# Goal
Find and copy each line of the records where the string "title" shows up.

# Provided records

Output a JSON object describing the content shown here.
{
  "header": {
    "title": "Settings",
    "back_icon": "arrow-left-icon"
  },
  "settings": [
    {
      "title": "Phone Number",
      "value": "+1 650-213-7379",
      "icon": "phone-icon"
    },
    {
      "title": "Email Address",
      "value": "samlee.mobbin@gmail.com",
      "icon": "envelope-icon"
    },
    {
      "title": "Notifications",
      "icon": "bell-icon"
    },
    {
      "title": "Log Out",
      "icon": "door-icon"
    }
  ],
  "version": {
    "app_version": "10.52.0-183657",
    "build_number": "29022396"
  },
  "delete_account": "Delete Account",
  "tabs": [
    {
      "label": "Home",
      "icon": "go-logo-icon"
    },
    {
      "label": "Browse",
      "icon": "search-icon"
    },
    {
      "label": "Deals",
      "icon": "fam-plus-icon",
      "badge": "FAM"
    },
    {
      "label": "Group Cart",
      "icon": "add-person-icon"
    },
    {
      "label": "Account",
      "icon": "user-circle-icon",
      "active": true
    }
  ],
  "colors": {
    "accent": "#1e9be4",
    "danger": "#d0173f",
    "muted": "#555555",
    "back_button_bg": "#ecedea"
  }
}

# Task output
    "title": "Settings",
      "title": "Phone Number",
      "title": "Email Address",
      "title": "Notifications",
      "title": "Log Out",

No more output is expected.